[DIRECTIONS FOR THIS TASK]:
Copy out each line of the material in which the word "subtitle" appears.

[EXTRACTED MATERIAL]:

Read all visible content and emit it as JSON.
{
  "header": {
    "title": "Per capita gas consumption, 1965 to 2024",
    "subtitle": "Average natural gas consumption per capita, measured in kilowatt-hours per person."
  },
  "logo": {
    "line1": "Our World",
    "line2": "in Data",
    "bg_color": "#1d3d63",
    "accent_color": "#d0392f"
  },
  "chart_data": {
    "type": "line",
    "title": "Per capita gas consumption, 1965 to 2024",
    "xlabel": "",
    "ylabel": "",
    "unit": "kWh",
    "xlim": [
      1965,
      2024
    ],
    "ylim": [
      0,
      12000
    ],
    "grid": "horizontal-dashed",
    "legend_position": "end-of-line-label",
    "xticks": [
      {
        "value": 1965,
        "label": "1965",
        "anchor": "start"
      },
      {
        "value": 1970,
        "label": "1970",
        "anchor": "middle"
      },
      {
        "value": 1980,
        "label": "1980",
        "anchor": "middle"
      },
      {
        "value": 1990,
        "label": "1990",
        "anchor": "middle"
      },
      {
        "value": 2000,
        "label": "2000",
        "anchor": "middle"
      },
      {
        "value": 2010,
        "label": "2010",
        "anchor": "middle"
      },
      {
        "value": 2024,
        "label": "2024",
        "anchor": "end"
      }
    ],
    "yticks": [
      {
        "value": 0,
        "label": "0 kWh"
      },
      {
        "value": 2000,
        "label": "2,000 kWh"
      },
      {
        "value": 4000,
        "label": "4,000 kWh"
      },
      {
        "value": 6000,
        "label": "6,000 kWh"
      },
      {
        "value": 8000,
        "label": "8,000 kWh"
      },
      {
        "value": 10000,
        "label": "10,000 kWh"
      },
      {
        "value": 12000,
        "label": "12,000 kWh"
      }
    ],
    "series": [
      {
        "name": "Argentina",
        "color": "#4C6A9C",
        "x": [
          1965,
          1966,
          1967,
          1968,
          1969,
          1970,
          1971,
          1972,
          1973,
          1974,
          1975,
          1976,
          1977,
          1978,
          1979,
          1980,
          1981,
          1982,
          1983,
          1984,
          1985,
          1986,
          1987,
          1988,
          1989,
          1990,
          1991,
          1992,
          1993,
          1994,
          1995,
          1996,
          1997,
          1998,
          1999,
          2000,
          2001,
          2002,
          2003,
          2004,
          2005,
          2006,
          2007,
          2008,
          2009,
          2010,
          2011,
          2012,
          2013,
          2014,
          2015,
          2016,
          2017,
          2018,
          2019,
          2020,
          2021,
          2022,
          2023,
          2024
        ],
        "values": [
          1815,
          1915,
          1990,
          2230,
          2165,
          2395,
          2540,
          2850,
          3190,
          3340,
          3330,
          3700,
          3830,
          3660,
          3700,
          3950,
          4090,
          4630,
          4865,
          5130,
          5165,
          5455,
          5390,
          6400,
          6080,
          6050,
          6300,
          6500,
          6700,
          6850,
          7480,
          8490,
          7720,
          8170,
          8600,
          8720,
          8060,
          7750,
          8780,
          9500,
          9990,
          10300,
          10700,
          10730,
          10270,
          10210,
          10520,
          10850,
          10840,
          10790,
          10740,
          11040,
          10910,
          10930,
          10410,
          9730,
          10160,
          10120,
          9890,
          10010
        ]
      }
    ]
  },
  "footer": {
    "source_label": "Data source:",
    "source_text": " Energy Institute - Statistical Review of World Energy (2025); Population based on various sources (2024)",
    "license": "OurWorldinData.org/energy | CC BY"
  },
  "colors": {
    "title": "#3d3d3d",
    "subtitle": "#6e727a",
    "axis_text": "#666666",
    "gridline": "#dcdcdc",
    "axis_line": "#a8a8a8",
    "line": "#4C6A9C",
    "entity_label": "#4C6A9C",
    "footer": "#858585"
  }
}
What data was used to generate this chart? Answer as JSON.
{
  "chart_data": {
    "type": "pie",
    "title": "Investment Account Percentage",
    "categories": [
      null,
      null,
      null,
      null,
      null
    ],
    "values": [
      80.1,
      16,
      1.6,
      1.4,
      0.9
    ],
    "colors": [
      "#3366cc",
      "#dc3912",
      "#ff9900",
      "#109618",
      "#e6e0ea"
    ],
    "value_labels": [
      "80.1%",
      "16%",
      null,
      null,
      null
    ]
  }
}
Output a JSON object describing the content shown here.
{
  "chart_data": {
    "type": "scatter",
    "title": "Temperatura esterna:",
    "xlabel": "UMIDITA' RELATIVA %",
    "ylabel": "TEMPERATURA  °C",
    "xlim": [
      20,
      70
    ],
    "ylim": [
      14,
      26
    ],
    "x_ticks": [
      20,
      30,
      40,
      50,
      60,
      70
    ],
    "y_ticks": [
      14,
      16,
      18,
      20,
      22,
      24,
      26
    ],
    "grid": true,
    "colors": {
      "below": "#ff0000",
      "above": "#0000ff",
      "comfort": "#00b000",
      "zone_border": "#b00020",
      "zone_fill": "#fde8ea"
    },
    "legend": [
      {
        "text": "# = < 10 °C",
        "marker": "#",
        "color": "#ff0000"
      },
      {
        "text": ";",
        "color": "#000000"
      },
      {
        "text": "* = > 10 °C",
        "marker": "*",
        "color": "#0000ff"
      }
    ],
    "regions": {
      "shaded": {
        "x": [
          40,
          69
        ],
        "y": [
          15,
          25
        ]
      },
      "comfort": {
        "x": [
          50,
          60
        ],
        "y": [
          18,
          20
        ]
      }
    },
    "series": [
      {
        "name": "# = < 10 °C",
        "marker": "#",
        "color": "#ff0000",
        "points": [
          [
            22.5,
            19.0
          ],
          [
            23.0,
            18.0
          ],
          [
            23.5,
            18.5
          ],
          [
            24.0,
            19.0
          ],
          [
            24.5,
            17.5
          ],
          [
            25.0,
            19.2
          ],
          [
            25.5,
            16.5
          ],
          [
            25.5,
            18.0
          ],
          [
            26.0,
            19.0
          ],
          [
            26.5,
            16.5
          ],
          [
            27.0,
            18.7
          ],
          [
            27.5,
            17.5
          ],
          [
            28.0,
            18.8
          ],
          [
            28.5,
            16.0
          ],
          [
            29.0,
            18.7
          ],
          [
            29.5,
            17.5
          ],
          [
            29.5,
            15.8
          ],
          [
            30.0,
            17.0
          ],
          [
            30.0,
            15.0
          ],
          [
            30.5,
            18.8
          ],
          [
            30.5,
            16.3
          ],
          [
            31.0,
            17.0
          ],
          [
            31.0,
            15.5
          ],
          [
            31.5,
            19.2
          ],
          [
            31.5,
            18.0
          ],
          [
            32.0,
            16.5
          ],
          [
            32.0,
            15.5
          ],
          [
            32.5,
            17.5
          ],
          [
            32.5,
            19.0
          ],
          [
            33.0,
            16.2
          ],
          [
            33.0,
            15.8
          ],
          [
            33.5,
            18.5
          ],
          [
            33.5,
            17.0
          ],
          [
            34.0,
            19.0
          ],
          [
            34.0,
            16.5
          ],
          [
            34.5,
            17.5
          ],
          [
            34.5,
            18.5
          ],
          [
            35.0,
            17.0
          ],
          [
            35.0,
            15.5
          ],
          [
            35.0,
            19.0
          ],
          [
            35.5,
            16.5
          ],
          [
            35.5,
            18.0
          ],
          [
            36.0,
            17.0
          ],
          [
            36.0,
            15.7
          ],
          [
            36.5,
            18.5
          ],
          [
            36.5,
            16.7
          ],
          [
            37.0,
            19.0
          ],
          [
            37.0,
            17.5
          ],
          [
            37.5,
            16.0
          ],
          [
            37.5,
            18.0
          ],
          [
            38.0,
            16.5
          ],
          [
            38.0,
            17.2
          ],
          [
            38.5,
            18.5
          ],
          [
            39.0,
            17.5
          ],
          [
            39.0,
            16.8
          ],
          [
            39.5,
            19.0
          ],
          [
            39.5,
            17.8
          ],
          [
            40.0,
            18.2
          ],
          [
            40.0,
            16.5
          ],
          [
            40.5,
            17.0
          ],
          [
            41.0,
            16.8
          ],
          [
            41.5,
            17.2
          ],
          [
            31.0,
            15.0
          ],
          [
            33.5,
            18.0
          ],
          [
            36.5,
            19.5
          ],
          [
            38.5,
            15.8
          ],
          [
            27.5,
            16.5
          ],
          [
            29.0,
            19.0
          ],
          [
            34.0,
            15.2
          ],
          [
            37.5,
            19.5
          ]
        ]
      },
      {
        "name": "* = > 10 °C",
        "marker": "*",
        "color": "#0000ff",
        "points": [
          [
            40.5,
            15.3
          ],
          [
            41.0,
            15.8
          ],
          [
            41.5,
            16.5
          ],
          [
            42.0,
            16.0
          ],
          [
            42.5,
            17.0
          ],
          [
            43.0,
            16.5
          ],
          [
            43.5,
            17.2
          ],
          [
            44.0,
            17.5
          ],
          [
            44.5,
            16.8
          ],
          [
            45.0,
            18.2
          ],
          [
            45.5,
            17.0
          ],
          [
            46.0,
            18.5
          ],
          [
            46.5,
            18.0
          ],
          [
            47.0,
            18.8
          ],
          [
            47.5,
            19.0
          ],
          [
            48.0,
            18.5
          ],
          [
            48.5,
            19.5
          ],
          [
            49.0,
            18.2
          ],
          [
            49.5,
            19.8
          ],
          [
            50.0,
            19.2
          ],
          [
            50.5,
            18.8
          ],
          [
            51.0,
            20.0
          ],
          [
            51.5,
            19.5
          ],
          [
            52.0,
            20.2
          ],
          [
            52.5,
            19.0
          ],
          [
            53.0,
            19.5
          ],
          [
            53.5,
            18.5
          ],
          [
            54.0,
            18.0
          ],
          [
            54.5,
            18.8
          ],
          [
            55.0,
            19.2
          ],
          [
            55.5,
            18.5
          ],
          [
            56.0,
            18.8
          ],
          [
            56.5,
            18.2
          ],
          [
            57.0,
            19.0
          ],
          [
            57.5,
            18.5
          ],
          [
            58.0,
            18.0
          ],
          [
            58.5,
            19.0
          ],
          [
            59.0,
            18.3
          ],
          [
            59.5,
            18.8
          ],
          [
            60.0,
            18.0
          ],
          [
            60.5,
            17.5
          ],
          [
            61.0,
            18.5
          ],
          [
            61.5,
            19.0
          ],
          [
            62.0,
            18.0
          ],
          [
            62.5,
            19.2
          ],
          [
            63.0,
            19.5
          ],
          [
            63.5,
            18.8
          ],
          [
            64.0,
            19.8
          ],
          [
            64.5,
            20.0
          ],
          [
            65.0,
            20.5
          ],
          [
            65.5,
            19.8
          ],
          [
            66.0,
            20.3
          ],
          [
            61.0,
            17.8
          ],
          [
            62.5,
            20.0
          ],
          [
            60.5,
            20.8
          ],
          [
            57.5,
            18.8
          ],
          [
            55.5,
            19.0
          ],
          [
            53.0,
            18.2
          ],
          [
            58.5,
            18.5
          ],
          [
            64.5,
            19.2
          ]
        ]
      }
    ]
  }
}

[EXERCISE OUTPUT]:
    "subtitle": "Average natural gas consumption per capita, measured in kilowatt-hours per person."
    "subtitle": "#6e727a",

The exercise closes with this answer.